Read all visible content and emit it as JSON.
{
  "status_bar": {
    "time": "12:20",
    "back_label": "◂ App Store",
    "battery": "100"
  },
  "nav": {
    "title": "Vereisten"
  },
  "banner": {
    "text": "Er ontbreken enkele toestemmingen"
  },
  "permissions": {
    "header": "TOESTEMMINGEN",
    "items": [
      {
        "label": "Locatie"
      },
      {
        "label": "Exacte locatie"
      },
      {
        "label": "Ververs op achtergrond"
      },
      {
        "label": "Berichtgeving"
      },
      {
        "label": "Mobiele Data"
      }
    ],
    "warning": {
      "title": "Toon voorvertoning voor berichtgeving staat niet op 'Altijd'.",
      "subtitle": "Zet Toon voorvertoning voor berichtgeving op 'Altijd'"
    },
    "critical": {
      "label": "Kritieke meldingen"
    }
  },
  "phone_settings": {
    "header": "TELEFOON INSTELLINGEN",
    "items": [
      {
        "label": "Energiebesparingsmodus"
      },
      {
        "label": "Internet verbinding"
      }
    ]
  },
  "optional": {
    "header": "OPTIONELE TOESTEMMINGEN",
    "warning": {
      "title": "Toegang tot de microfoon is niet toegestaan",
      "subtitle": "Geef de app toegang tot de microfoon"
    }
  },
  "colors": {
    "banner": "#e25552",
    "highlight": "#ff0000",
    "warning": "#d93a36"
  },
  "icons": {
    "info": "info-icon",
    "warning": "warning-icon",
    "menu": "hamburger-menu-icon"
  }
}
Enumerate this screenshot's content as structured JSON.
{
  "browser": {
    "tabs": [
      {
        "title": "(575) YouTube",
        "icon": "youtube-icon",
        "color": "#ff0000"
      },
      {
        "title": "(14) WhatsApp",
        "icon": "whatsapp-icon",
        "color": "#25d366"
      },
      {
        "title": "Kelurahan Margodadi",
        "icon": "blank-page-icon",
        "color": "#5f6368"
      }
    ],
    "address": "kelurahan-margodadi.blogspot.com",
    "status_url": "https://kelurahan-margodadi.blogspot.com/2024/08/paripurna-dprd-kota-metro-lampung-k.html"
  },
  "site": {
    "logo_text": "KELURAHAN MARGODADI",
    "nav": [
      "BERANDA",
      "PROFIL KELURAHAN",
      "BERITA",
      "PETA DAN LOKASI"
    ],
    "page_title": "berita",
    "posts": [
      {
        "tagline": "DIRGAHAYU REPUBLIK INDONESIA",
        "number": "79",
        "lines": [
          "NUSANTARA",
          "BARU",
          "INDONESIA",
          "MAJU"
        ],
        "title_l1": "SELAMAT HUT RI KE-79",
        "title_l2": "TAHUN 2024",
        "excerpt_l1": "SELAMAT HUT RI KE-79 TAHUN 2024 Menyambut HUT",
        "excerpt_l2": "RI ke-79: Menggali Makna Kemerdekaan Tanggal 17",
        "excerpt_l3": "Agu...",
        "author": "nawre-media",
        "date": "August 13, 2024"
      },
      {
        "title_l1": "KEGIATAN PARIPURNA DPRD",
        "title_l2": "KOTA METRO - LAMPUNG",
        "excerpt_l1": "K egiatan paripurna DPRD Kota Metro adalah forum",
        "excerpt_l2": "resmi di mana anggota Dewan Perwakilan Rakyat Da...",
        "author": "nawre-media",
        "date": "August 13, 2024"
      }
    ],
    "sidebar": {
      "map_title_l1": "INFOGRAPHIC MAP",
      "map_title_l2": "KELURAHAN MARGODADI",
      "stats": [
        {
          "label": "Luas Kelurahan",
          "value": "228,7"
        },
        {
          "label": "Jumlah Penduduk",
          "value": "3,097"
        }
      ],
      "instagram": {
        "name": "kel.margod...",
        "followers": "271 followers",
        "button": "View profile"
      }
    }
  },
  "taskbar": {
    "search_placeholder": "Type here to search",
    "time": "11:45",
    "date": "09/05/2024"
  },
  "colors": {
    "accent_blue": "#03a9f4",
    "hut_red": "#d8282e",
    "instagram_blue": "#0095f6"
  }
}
• • • • • • •
**Instructions to follow:** Count how many lines hold the string "warning" and give that number alone.

**Right answer:** 4